▶ [Short task]
Reproduce each line exactly. Skip none.

─── Materials provided

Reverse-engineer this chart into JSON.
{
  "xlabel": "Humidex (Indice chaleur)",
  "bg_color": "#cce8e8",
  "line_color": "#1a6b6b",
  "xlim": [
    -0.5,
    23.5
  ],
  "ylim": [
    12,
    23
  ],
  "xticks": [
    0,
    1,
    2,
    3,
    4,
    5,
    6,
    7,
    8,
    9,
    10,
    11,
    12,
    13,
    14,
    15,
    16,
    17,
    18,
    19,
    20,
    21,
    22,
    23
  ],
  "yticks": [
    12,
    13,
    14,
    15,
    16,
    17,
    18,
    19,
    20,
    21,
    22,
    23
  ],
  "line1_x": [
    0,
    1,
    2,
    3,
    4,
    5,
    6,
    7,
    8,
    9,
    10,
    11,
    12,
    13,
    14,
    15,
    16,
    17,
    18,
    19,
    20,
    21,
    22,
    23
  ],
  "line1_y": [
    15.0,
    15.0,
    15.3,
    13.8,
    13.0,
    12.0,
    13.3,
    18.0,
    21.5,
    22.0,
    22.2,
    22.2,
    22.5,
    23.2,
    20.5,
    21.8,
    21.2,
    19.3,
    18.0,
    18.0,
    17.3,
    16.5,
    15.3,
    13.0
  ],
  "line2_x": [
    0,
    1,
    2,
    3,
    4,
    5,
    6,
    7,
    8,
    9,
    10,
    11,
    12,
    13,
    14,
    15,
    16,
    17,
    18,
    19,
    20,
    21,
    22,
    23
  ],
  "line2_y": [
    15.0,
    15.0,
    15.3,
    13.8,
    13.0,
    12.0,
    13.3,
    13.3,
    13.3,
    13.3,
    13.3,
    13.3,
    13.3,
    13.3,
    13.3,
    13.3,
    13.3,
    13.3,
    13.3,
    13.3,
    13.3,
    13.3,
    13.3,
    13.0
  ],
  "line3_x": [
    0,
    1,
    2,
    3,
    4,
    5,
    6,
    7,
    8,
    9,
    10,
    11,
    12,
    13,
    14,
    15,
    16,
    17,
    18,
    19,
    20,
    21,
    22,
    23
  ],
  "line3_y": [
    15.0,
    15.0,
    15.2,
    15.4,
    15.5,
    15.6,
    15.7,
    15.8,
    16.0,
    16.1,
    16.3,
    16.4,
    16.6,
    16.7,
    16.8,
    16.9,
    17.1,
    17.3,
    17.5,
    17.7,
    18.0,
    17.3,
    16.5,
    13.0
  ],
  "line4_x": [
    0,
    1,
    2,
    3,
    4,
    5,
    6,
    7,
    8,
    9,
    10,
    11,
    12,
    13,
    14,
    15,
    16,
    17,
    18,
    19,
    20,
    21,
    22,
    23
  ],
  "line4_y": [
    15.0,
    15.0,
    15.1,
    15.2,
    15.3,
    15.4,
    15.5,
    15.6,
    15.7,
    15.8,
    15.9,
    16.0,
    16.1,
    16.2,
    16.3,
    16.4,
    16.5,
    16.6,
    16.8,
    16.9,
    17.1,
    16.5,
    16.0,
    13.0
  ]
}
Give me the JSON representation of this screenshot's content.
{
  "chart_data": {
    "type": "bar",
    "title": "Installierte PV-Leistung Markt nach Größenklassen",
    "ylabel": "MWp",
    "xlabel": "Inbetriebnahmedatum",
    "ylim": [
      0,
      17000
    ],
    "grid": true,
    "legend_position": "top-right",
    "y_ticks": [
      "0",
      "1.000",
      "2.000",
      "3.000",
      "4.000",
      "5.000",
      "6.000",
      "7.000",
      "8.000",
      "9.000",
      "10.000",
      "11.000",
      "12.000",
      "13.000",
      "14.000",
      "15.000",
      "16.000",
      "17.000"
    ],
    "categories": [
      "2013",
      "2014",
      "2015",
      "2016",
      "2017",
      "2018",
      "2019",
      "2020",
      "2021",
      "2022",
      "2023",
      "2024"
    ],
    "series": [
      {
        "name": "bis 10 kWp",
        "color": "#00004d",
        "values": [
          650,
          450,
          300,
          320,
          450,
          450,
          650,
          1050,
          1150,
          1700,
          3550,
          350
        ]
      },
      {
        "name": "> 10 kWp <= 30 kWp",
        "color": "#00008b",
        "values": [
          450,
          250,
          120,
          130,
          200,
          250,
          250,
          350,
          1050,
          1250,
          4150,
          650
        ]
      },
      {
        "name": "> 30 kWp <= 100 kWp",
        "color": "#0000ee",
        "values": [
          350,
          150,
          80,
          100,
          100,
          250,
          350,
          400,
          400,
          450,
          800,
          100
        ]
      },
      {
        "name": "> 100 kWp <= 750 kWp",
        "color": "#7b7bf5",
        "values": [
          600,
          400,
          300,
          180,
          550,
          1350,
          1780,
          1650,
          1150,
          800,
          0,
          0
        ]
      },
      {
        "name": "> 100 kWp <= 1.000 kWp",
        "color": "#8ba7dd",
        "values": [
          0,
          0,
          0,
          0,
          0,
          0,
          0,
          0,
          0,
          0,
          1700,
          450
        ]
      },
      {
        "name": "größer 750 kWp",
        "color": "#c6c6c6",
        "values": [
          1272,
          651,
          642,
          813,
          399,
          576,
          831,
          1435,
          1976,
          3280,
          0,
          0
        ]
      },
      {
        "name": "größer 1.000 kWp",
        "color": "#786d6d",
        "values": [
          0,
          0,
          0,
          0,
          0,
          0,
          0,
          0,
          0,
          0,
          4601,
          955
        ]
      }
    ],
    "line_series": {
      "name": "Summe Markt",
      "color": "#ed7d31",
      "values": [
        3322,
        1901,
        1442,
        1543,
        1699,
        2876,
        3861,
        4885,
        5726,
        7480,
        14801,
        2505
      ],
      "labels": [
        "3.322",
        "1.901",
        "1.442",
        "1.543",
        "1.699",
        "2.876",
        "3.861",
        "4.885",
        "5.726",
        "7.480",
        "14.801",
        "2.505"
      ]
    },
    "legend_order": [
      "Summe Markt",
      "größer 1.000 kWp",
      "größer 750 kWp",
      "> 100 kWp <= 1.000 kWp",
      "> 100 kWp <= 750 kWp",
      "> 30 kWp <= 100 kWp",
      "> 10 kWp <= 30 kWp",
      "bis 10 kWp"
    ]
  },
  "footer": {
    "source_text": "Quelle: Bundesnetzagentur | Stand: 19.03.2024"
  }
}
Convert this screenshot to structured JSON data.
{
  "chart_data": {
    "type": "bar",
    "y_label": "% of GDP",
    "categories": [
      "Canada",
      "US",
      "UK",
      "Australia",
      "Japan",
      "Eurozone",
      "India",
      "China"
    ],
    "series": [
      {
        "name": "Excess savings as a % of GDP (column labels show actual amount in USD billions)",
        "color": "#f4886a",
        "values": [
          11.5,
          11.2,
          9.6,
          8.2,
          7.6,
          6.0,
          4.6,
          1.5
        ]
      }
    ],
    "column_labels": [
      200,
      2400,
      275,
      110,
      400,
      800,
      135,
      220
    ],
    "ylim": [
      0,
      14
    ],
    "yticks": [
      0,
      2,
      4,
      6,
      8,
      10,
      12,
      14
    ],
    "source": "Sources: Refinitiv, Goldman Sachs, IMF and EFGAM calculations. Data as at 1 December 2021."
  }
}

──────

▶ [Exercise solution]
Reverse-engineer this chart into JSON.
{
  "xlabel": "Humidex (Indice chaleur)",
  "bg_color": "#cce8e8",
  "line_color": "#1a6b6b",
  "xlim": [
    -0.5,
    23.5
  ],
  "ylim": [
    12,
    23
  ],
  "xticks": [
    0,
    1,
    2,
    3,
    4,
    5,
    6,
    7,
    8,
    9,
    10,
    11,
    12,
    13,
    14,
    15,
    16,
    17,
    18,
    19,
    20,
    21,
    22,
    23
  ],
  "yticks": [
    12,
    13,
    14,
    15,
    16,
    17,
    18,
    19,
    20,
    21,
    22,
    23
  ],
  "line1_x": [
    0,
    1,
    2,
    3,
    4,
    5,
    6,
    7,
    8,
    9,
    10,
    11,
    12,
    13,
    14,
    15,
    16,
    17,
    18,
    19,
    20,
    21,
    22,
    23
  ],
  "line1_y": [
    15.0,
    15.0,
    15.3,
    13.8,
    13.0,
    12.0,
    13.3,
    18.0,
    21.5,
    22.0,
    22.2,
    22.2,
    22.5,
    23.2,
    20.5,
    21.8,
    21.2,
    19.3,
    18.0,
    18.0,
    17.3,
    16.5,
    15.3,
    13.0
  ],
  "line2_x": [
    0,
    1,
    2,
    3,
    4,
    5,
    6,
    7,
    8,
    9,
    10,
    11,
    12,
    13,
    14,
    15,
    16,
    17,
    18,
    19,
    20,
    21,
    22,
    23
  ],
  "line2_y": [
    15.0,
    15.0,
    15.3,
    13.8,
    13.0,
    12.0,
    13.3,
    13.3,
    13.3,
    13.3,
    13.3,
    13.3,
    13.3,
    13.3,
    13.3,
    13.3,
    13.3,
    13.3,
    13.3,
    13.3,
    13.3,
    13.3,
    13.3,
    13.0
  ],
  "line3_x": [
    0,
    1,
    2,
    3,
    4,
    5,
    6,
    7,
    8,
    9,
    10,
    11,
    12,
    13,
    14,
    15,
    16,
    17,
    18,
    19,
    20,
    21,
    22,
    23
  ],
  "line3_y": [
    15.0,
    15.0,
    15.2,
    15.4,
    15.5,
    15.6,
    15.7,
    15.8,
    16.0,
    16.1,
    16.3,
    16.4,
    16.6,
    16.7,
    16.8,
    16.9,
    17.1,
    17.3,
    17.5,
    17.7,
    18.0,
    17.3,
    16.5,
    13.0
  ],
  "line4_x": [
    0,
    1,
    2,
    3,
    4,
    5,
    6,
    7,
    8,
    9,
    10,
    11,
    12,
    13,
    14,
    15,
    16,
    17,
    18,
    19,
    20,
    21,
    22,
    23
  ],
  "line4_y": [
    15.0,
    15.0,
    15.1,
    15.2,
    15.3,
    15.4,
    15.5,
    15.6,
    15.7,
    15.8,
    15.9,
    16.0,
    16.1,
    16.2,
    16.3,
    16.4,
    16.5,
    16.6,
    16.8,
    16.9,
    17.1,
    16.5,
    16.0,
    13.0
  ]
}
Give me the JSON representation of this screenshot's content.
{
  "chart_data": {
    "type": "bar",
    "title": "Installierte PV-Leistung Markt nach Größenklassen",
    "ylabel": "MWp",
    "xlabel": "Inbetriebnahmedatum",
    "ylim": [
      0,
      17000
    ],
    "grid": true,
    "legend_position": "top-right",
    "y_ticks": [
      "0",
      "1.000",
      "2.000",
      "3.000",
      "4.000",
      "5.000",
      "6.000",
      "7.000",
      "8.000",
      "9.000",
      "10.000",
      "11.000",
      "12.000",
      "13.000",
      "14.000",
      "15.000",
      "16.000",
      "17.000"
    ],
    "categories": [
      "2013",
      "2014",
      "2015",
      "2016",
      "2017",
      "2018",
      "2019",
      "2020",
      "2021",
      "2022",
      "2023",
      "2024"
    ],
    "series": [
      {
        "name": "bis 10 kWp",
        "color": "#00004d",
        "values": [
          650,
          450,
          300,
          320,
          450,
          450,
          650,
          1050,
          1150,
          1700,
          3550,
          350
        ]
      },
      {
        "name": "> 10 kWp <= 30 kWp",
        "color": "#00008b",
        "values": [
          450,
          250,
          120,
          130,
          200,
          250,
          250,
          350,
          1050,
          1250,
          4150,
          650
        ]
      },
      {
        "name": "> 30 kWp <= 100 kWp",
        "color": "#0000ee",
        "values": [
          350,
          150,
          80,
          100,
          100,
          250,
          350,
          400,
          400,
          450,
          800,
          100
        ]
      },
      {
        "name": "> 100 kWp <= 750 kWp",
        "color": "#7b7bf5",
        "values": [
          600,
          400,
          300,
          180,
          550,
          1350,
          1780,
          1650,
          1150,
          800,
          0,
          0
        ]
      },
      {
        "name": "> 100 kWp <= 1.000 kWp",
        "color": "#8ba7dd",
        "values": [
          0,
          0,
          0,
          0,
          0,
          0,
          0,
          0,
          0,
          0,
          1700,
          450
        ]
      },
      {
        "name": "größer 750 kWp",
        "color": "#c6c6c6",
        "values": [
          1272,
          651,
          642,
          813,
          399,
          576,
          831,
          1435,
          1976,
          3280,
          0,
          0
        ]
      },
      {
        "name": "größer 1.000 kWp",
        "color": "#786d6d",
        "values": [
          0,
          0,
          0,
          0,
          0,
          0,
          0,
          0,
          0,
          0,
          4601,
          955
        ]
      }
    ],
    "line_series": {
      "name": "Summe Markt",
      "color": "#ed7d31",
      "values": [
        3322,
        1901,
        1442,
        1543,
        1699,
        2876,
        3861,
        4885,
        5726,
        7480,
        14801,
        2505
      ],
      "labels": [
        "3.322",
        "1.901",
        "1.442",
        "1.543",
        "1.699",
        "2.876",
        "3.861",
        "4.885",
        "5.726",
        "7.480",
        "14.801",
        "2.505"
      ]
    },
    "legend_order": [
      "Summe Markt",
      "größer 1.000 kWp",
      "größer 750 kWp",
      "> 100 kWp <= 1.000 kWp",
      "> 100 kWp <= 750 kWp",
      "> 30 kWp <= 100 kWp",
      "> 10 kWp <= 30 kWp",
      "bis 10 kWp"
    ]
  },
  "footer": {
    "source_text": "Quelle: Bundesnetzagentur | Stand: 19.03.2024"
  }
}
Convert this screenshot to structured JSON data.
{
  "chart_data": {
    "type": "bar",
    "y_label": "% of GDP",
    "categories": [
      "Canada",
      "US",
      "UK",
      "Australia",
      "Japan",
      "Eurozone",
      "India",
      "China"
    ],
    "series": [
      {
        "name": "Excess savings as a % of GDP (column labels show actual amount in USD billions)",
        "color": "#f4886a",
        "values": [
          11.5,
          11.2,
          9.6,
          8.2,
          7.6,
          6.0,
          4.6,
          1.5
        ]
      }
    ],
    "column_labels": [
      200,
      2400,
      275,
      110,
      400,
      800,
      135,
      220
    ],
    "ylim": [
      0,
      14
    ],
    "yticks": [
      0,
      2,
      4,
      6,
      8,
      10,
      12,
      14
    ],
    "source": "Sources: Refinitiv, Goldman Sachs, IMF and EFGAM calculations. Data as at 1 December 2021."
  }
}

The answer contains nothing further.